§ Work to be completed: Rewrite every line of the listing below as a numbered list, skipping any blank lines and leaving the pictures out.

─── Exercise data

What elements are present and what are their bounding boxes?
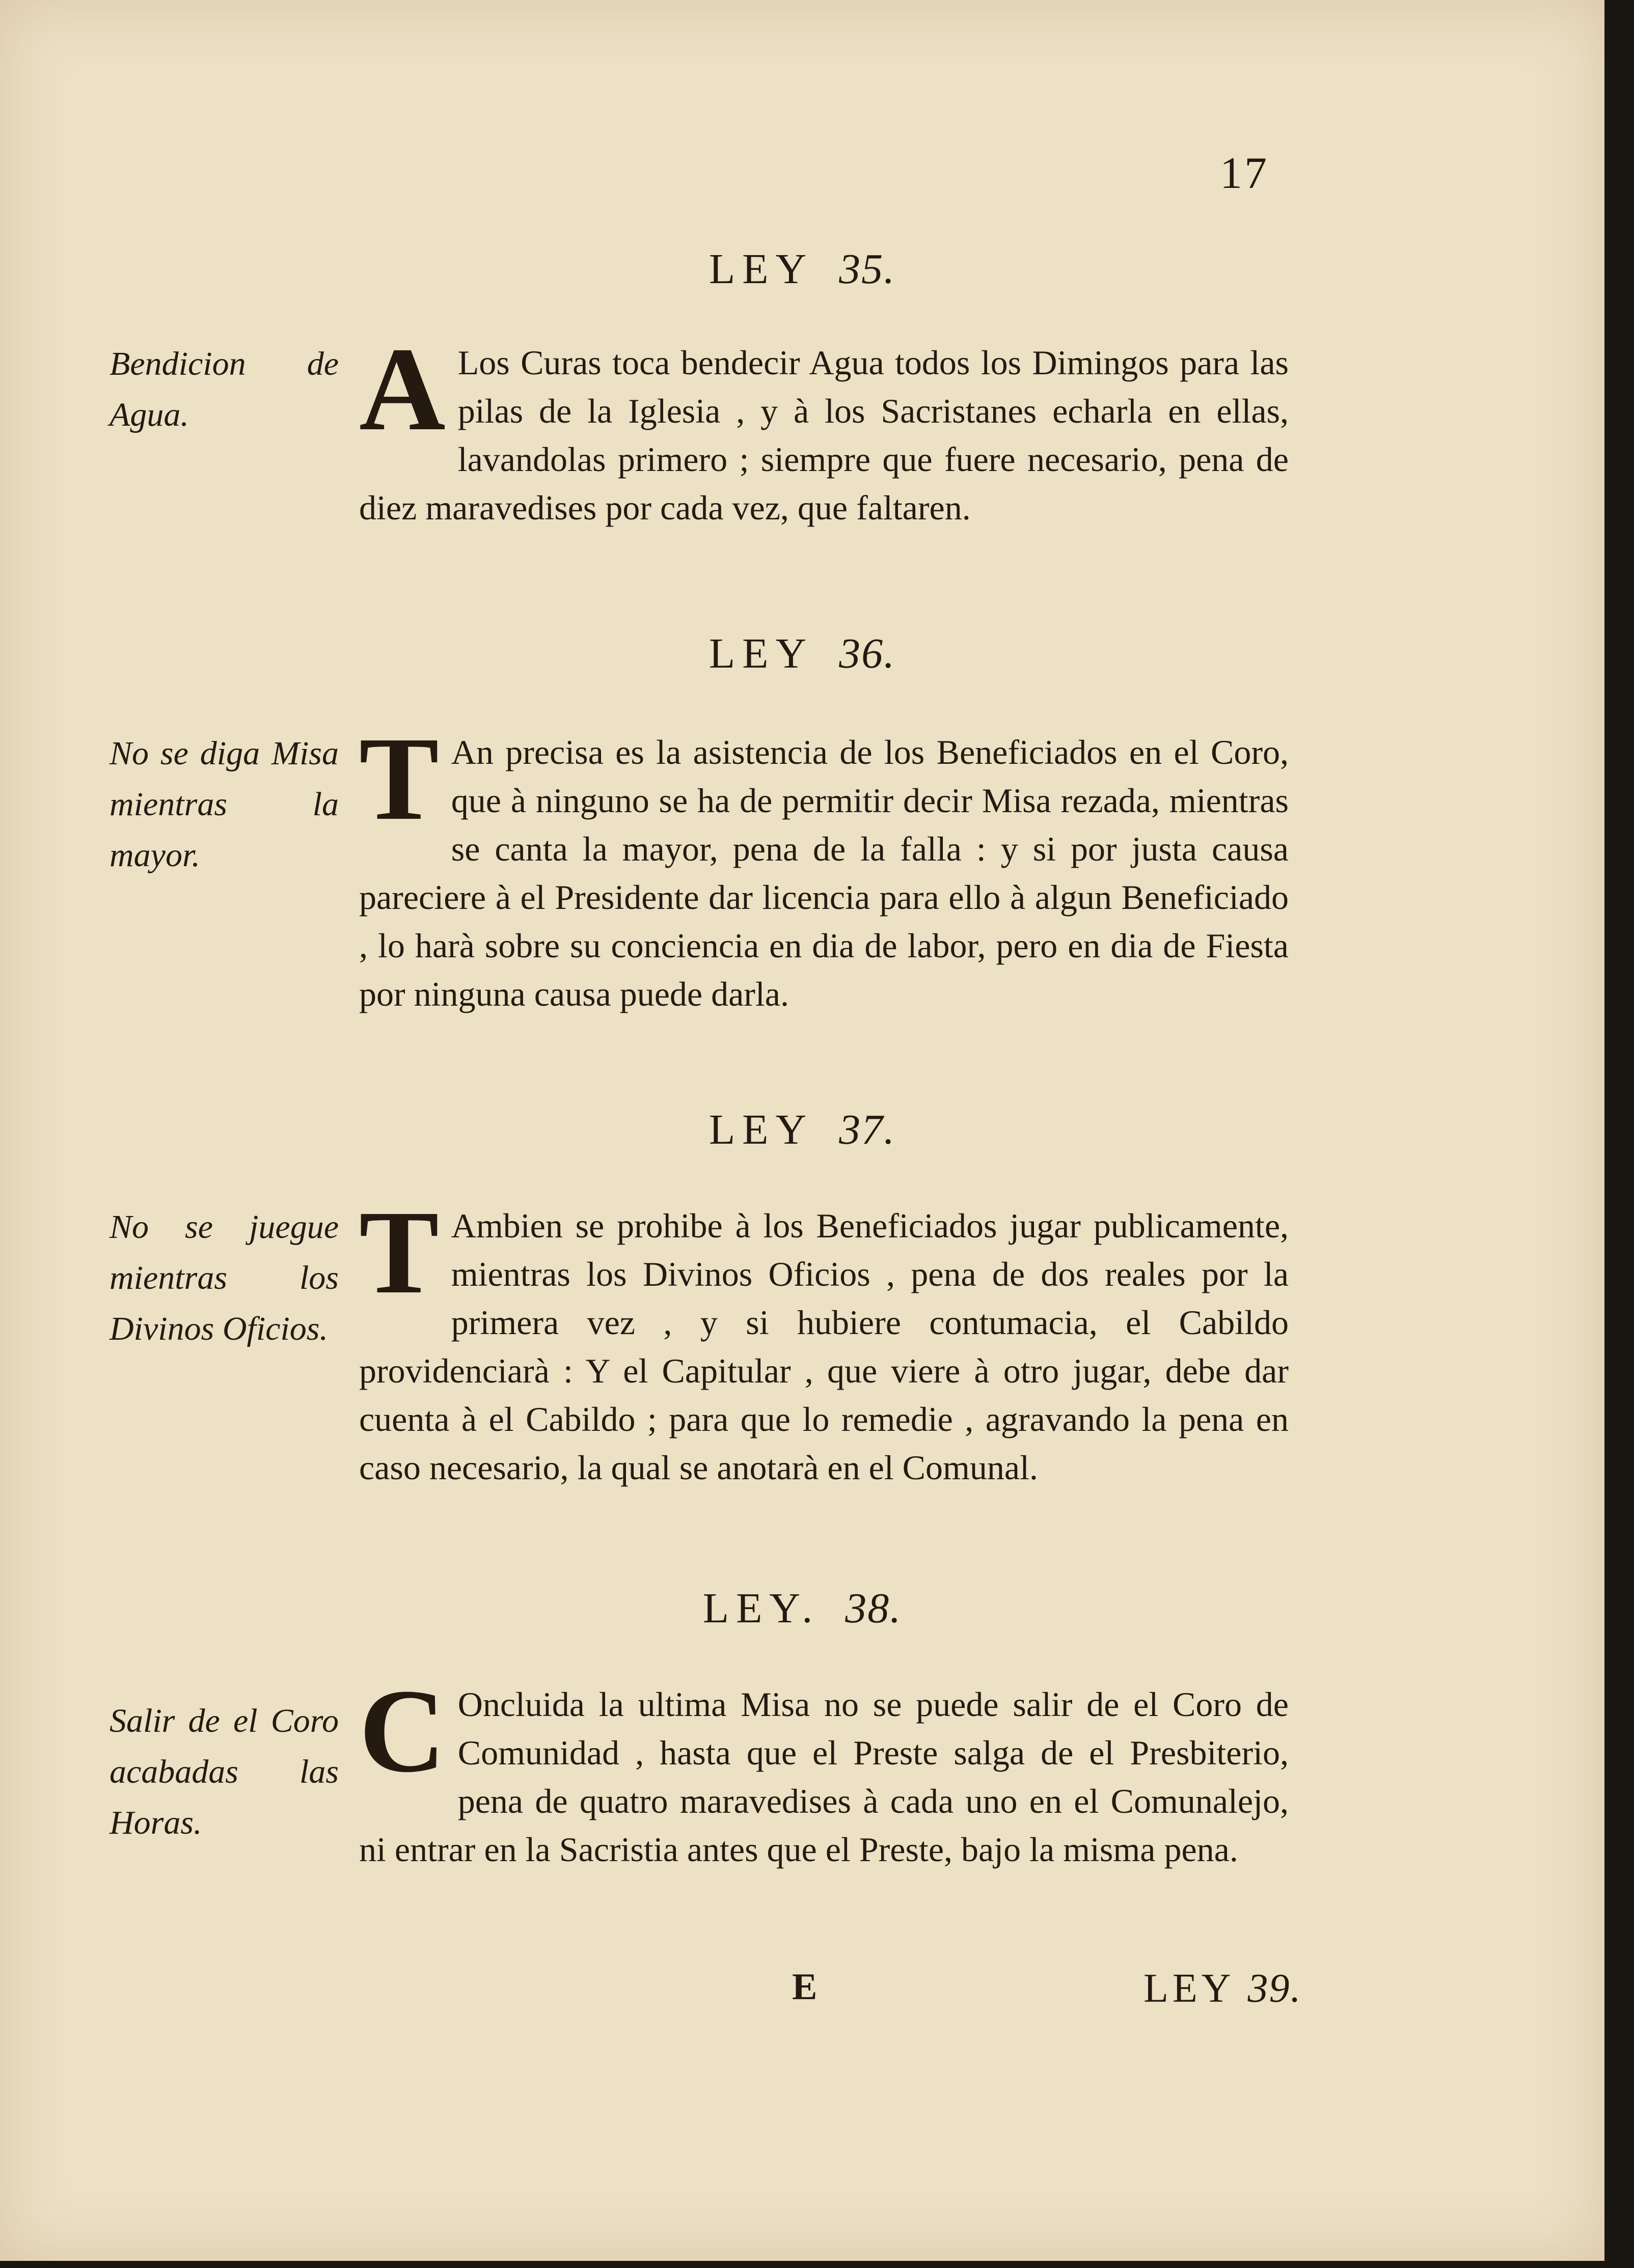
catchword-label: LEY (1143, 1966, 1234, 2011)
law-paragraph (359, 1186, 1289, 1492)
margin-note: Salir de el Coro acabadas las Horas. (110, 1702, 339, 1841)
law-heading (0, 1584, 1604, 1633)
law-text: Oncluida la ultima Misa no se puede salir de el Coro de Comunidad , hasta que el Preste salga de el Presbiterio, pena de quatro maravedises à cada uno en el Comunalejo, ni entrar en la Sacristia antes que el Preste, bajo la misma pena. (359, 1685, 1289, 1869)
law-heading-label: LEY (709, 630, 814, 677)
law-number: 36. (839, 630, 896, 677)
law-heading-label: LEY (709, 245, 814, 293)
law-number: 37. (839, 1106, 896, 1153)
law-heading-label: LEY. (702, 1585, 820, 1632)
scan-edge (1604, 0, 1634, 2268)
signature-mark: E (792, 1966, 818, 2008)
law-paragraph (359, 712, 1289, 1018)
law-number: 38. (845, 1585, 902, 1632)
law-text: Ambien se prohibe à los Beneficiados jugar publicamente, mientras los Divinos Oficios , pena de dos reales por la primera vez , y si hubiere contumacia, el Cabildo providenciarà : Y el Capitular , que viere à otro jugar, debe dar cuenta à el Cabildo ; para que lo remedie , agravando la pena en caso necesario, la qual se anotarà en el Comunal. (359, 1206, 1289, 1487)
catchword-number: 39. (1247, 1966, 1302, 2011)
law-heading (0, 629, 1604, 678)
law-text: An precisa es la asistencia de los Beneficiados en el Coro, que à ninguno se ha de permitir decir Misa rezada, mientras se canta la mayor, pena de la falla : y si por justa causa pareciere à el Presidente dar licencia para ello à algun Beneficiado , lo harà sobre su conciencia en dia de labor, pero en dia de Fiesta por ninguna causa puede darla. (359, 733, 1289, 1013)
law-paragraph (359, 323, 1289, 532)
catchword (1143, 1966, 1302, 2012)
margin-note: No se diga Misa mientras la mayor. (110, 735, 339, 874)
drop-cap: C (359, 1665, 446, 1797)
drop-cap: T (359, 1186, 439, 1318)
law-heading (0, 244, 1604, 294)
law-heading-label: LEY (709, 1106, 814, 1153)
margin-note: No se juegue mientras los Divinos Oficios. (110, 1208, 339, 1347)
page-number: 17 (1220, 149, 1269, 198)
drop-cap: A (359, 323, 446, 455)
drop-cap: T (359, 712, 439, 845)
law-text: Los Curas toca bendecir Agua todos los Dimingos para las pilas de la Iglesia , y à los Sacristanes echarla en ellas, lavandolas primero ; siempre que fuere necesario, pena de diez maravedises por cada vez, que faltaren. (359, 343, 1289, 527)
law-number: 35. (839, 245, 896, 293)
margin-note: Bendicion de Agua. (110, 345, 339, 433)
law-paragraph (359, 1665, 1289, 1874)
law-heading (0, 1105, 1604, 1154)
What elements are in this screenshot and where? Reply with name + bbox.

──────

§ Result:
1. What elements are present and what are their bounding boxes?
2. catchword-label: LEY (1143, 1966, 1234, 2011)
3. law-paragraph (359, 1186, 1289, 1492)
4. margin-note: Salir de el Coro acabadas las Horas. (110, 1702, 339, 1841)
5. law-heading (0, 1584, 1604, 1633)
6. law-text: Oncluida la ultima Misa no se puede salir de el Coro de Comunidad , hasta que el Preste salga de el Presbiterio, pena de quatro maravedises à cada uno en el Comunalejo, ni entrar en la Sacristia antes que el Preste, bajo la misma pena. (359, 1685, 1289, 1869)
7. law-heading-label: LEY (709, 630, 814, 677)
8. law-number: 36. (839, 630, 896, 677)
9. law-heading-label: LEY (709, 245, 814, 293)
10. law-number: 37. (839, 1106, 896, 1153)
11. law-heading-label: LEY. (702, 1585, 820, 1632)
12. scan-edge (1604, 0, 1634, 2268)
13. signature-mark: E (792, 1966, 818, 2008)
14. law-paragraph (359, 712, 1289, 1018)
15. law-number: 38. (845, 1585, 902, 1632)
16. law-text: Ambien se prohibe à los Beneficiados jugar publicamente, mientras los Divinos Oficios , pena de dos reales por la primera vez , y si hubiere contumacia, el Cabildo providenciarà : Y el Capitular , que viere à otro jugar, debe dar cuenta à el Cabildo ; para que lo remedie , agravando la pena en caso necesario, la qual se anotarà en el Comunal. (359, 1206, 1289, 1487)
17. catchword-number: 39. (1247, 1966, 1302, 2011)
18. law-heading (0, 629, 1604, 678)
19. law-text: An precisa es la asistencia de los Beneficiados en el Coro, que à ninguno se ha de permitir decir Misa rezada, mientras se canta la mayor, pena de la falla : y si por justa causa pareciere à el Presidente dar licencia para ello à algun Beneficiado , lo harà sobre su conciencia en dia de labor, pero en dia de Fiesta por ninguna causa puede darla. (359, 733, 1289, 1013)
20. law-paragraph (359, 323, 1289, 532)
21. catchword (1143, 1966, 1302, 2012)
22. margin-note: No se diga Misa mientras la mayor. (110, 735, 339, 874)
23. drop-cap: C (359, 1665, 446, 1797)
24. drop-cap: T (359, 1186, 439, 1318)
25. law-heading (0, 244, 1604, 294)
26. law-heading-label: LEY (709, 1106, 814, 1153)
27. margin-note: No se juegue mientras los Divinos Oficios. (110, 1208, 339, 1347)
28. page-number: 17 (1220, 149, 1269, 198)
29. drop-cap: A (359, 323, 446, 455)
30. drop-cap: T (359, 712, 439, 845)
31. law-text: Los Curas toca bendecir Agua todos los Dimingos para las pilas de la Iglesia , y à los Sacristanes echarla en ellas, lavandolas primero ; siempre que fuere necesario, pena de diez maravedises por cada vez, que faltaren. (359, 343, 1289, 527)
32. law-number: 35. (839, 245, 896, 293)
33. margin-note: Bendicion de Agua. (110, 345, 339, 433)
34. law-paragraph (359, 1665, 1289, 1874)
35. law-heading (0, 1105, 1604, 1154)
36. What elements are in this screenshot and where? Reply with name + bbox.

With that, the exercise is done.